----- Items

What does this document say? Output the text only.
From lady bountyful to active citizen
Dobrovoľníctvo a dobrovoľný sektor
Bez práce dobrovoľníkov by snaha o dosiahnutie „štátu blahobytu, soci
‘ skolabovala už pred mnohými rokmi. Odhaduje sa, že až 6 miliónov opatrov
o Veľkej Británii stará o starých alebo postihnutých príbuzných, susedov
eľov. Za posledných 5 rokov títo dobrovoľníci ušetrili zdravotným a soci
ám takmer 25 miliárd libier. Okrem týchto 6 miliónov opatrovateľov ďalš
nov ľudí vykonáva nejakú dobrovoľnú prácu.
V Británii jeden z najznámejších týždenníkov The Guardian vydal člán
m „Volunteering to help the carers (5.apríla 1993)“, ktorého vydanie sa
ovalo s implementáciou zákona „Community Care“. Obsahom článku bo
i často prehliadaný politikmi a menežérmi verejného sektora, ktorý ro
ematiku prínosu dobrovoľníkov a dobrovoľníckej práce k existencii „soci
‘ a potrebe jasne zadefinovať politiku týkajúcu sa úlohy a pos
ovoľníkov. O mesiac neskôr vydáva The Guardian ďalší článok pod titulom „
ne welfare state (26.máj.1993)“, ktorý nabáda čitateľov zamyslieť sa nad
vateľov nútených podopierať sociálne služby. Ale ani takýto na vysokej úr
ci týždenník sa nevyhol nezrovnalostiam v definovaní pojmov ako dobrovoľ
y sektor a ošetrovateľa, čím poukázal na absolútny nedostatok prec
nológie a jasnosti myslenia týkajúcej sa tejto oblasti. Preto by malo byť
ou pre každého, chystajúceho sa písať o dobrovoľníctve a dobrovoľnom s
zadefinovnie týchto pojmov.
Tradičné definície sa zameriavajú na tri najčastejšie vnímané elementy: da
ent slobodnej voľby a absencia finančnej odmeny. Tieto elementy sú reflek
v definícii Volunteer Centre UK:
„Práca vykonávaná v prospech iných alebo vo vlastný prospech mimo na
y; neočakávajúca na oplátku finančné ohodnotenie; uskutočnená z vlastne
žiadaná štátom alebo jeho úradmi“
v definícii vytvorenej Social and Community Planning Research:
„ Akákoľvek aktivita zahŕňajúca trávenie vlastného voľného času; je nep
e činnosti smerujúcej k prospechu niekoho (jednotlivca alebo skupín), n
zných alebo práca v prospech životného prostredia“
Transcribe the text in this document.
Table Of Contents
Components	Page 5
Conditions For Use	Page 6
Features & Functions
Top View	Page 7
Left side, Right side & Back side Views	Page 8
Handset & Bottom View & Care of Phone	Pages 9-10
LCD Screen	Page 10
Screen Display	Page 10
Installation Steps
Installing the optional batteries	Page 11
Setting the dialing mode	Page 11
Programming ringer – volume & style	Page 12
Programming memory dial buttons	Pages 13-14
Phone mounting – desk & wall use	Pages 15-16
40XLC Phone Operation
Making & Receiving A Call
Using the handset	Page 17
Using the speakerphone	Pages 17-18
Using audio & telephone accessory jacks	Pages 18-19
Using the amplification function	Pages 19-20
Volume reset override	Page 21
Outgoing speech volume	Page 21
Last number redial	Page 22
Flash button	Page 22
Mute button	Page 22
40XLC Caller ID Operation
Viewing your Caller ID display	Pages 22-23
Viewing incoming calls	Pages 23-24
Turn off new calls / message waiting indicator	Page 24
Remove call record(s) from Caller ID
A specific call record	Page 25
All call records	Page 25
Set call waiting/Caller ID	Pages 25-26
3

----------
----- Items

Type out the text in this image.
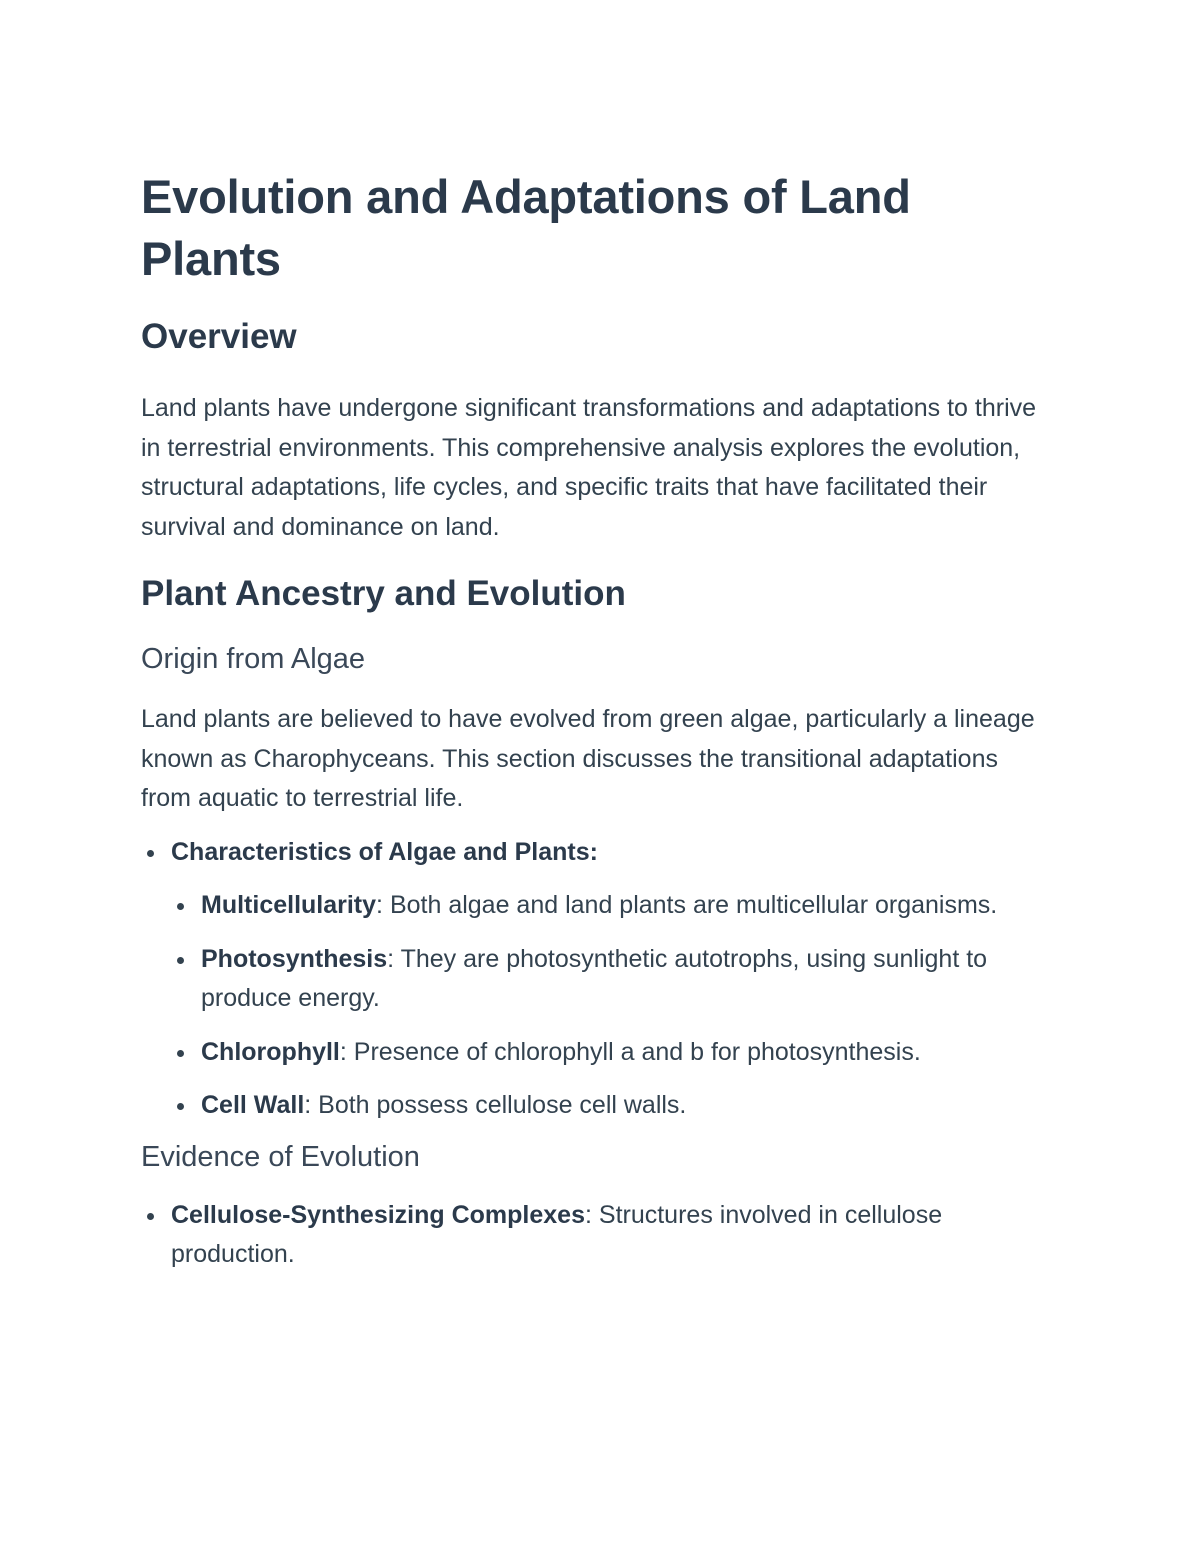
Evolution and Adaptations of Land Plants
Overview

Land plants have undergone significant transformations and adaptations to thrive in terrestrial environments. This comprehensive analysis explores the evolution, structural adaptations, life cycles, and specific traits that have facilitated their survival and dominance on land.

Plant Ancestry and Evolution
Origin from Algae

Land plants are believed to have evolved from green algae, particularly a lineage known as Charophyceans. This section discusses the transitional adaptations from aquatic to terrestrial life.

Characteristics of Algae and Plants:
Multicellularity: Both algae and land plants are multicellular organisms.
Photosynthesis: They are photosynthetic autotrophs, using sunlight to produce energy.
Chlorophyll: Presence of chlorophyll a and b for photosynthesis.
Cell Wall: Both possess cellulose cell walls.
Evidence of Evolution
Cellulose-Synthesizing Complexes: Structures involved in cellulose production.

----------

● **Your task**:
Working from the listing above, pick out every line that has "waiting" and copy it.

● **Final result**:
Turn off new calls / message waiting indicator	Page 24
Set call waiting/Caller ID	Pages 25-26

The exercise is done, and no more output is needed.